━━━━━ Given data ━━━━━

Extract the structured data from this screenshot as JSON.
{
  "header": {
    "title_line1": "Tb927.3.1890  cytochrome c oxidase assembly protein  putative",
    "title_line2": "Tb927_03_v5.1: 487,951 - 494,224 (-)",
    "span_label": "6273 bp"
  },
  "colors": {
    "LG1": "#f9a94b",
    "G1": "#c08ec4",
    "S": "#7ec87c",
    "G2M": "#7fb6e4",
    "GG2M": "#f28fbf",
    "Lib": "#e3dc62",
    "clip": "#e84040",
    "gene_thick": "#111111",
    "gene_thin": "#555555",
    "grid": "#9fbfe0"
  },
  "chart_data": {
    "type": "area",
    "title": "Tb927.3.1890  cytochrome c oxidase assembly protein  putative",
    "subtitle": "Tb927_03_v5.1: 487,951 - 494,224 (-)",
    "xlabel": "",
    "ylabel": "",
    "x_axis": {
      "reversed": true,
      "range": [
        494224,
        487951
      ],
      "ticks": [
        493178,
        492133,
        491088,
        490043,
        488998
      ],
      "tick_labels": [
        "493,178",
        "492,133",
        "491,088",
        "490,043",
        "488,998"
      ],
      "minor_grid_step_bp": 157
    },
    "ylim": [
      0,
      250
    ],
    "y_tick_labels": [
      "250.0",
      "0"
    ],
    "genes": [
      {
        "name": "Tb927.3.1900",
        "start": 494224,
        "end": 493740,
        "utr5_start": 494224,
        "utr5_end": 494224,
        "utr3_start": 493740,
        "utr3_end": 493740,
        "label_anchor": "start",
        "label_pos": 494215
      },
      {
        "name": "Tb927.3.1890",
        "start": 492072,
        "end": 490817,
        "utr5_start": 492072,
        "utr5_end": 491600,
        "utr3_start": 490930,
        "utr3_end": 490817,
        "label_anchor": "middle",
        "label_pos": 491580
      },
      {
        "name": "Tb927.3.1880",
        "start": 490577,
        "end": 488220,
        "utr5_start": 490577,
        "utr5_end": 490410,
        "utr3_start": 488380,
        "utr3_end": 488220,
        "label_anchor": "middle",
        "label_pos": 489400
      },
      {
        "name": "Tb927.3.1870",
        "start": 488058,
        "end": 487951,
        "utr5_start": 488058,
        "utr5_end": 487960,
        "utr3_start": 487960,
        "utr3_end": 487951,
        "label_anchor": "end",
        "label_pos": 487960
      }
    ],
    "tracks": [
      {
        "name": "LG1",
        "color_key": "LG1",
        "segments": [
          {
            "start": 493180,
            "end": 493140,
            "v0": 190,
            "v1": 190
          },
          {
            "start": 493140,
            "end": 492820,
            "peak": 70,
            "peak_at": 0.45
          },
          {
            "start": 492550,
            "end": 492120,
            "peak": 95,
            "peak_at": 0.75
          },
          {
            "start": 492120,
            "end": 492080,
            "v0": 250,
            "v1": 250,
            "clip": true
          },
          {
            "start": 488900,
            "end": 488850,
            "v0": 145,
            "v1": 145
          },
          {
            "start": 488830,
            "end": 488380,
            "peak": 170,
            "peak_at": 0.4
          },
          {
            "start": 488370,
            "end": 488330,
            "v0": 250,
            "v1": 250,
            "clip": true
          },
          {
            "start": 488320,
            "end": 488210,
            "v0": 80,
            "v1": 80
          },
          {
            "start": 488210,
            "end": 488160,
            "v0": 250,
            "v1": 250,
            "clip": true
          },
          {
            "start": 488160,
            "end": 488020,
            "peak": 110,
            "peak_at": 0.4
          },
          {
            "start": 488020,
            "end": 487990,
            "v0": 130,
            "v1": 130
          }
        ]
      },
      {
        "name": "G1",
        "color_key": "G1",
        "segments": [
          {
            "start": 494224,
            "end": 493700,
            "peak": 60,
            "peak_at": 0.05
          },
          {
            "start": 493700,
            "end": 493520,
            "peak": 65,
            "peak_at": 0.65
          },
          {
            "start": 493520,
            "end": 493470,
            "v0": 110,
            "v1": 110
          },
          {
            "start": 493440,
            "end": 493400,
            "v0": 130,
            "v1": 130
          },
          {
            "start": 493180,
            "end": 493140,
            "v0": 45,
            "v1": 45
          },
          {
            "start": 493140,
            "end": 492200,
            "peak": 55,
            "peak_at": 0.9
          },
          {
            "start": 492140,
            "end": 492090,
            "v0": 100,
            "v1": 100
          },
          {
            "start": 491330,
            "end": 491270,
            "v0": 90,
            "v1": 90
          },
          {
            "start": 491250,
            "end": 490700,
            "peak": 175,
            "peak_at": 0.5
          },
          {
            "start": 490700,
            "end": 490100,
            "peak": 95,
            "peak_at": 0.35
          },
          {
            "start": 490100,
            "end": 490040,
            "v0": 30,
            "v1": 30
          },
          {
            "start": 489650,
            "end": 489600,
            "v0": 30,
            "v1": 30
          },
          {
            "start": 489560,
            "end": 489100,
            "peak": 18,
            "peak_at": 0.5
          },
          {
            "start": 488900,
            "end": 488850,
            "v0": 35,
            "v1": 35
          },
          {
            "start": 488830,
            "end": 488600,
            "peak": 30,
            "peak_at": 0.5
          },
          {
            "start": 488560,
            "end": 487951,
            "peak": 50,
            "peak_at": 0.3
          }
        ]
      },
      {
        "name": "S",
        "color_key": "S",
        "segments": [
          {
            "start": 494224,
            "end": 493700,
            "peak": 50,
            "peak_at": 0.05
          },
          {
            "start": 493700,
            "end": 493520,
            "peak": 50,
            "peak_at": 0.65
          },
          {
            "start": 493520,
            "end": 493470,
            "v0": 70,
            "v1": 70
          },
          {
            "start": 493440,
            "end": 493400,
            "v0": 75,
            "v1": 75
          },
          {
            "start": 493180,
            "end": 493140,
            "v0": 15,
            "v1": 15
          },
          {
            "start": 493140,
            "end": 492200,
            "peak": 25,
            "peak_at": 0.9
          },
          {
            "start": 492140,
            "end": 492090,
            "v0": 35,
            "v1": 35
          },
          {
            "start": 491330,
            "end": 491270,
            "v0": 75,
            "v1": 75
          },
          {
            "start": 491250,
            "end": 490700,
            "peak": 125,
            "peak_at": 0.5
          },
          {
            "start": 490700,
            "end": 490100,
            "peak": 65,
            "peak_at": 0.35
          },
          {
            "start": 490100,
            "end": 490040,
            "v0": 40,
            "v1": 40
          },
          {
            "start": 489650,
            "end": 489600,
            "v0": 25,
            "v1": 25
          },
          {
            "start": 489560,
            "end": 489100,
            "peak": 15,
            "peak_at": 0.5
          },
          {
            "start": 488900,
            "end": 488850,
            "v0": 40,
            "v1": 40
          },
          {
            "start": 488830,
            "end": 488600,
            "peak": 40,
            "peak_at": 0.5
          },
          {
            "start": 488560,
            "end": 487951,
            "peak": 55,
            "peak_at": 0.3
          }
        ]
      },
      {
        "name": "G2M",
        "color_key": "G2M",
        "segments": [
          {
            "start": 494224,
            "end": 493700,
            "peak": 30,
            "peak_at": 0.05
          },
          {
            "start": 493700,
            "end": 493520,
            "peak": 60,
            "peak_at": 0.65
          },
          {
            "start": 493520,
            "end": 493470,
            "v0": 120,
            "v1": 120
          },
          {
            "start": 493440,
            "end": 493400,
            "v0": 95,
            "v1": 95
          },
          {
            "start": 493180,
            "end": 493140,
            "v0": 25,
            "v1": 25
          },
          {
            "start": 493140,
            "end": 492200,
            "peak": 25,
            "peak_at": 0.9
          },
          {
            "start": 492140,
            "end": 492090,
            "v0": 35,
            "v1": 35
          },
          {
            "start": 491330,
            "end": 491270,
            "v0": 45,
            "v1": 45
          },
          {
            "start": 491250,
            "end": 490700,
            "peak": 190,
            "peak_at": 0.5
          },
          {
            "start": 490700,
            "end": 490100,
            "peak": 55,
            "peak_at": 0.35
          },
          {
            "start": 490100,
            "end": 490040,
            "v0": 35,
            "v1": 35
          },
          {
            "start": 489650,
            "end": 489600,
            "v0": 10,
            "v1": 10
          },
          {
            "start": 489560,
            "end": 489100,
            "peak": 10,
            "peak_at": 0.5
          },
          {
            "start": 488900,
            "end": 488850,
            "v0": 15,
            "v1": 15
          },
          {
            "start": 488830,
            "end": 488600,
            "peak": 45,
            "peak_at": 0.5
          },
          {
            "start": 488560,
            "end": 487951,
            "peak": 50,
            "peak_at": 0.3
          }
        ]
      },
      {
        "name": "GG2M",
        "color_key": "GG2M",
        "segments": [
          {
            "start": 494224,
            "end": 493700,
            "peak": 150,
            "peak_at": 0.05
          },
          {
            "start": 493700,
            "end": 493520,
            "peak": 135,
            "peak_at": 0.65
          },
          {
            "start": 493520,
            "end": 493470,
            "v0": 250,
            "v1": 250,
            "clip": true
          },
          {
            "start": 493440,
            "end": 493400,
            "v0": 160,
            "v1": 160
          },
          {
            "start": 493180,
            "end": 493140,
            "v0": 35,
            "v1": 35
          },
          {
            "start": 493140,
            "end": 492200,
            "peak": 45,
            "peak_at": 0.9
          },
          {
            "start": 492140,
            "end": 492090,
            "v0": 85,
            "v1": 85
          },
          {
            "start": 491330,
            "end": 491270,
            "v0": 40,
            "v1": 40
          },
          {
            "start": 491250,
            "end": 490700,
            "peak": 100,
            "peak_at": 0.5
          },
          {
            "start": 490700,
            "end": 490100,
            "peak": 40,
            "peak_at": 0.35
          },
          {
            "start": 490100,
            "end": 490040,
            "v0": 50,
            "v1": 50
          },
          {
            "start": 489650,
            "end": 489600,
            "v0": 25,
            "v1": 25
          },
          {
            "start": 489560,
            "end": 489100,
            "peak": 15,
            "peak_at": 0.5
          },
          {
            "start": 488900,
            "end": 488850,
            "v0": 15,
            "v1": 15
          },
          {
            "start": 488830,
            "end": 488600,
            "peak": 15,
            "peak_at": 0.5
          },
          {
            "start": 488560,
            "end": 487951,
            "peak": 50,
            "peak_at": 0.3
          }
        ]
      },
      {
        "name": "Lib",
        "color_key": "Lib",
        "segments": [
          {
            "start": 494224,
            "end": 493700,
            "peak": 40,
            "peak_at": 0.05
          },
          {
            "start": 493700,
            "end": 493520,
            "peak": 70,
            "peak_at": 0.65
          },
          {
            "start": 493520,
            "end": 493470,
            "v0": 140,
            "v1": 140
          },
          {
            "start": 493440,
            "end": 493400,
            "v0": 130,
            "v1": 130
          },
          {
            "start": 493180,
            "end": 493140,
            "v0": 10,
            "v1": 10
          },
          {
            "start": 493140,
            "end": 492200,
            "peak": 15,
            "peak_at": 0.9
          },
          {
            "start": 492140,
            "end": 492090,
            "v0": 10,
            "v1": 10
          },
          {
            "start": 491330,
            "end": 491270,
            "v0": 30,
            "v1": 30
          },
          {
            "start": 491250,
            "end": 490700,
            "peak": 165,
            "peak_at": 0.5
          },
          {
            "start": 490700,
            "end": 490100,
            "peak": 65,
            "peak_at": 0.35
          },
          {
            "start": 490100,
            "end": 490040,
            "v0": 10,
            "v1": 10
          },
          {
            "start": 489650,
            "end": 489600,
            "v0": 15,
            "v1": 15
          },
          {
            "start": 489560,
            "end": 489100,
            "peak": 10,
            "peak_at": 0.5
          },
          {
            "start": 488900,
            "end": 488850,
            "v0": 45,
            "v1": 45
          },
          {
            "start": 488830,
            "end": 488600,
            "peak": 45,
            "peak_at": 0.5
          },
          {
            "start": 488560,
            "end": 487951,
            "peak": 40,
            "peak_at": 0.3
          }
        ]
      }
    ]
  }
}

━━━━━

Problem description ▸
Find the number of lines in the entries above that hold the string "name", and write only that number.

Response area ▸
10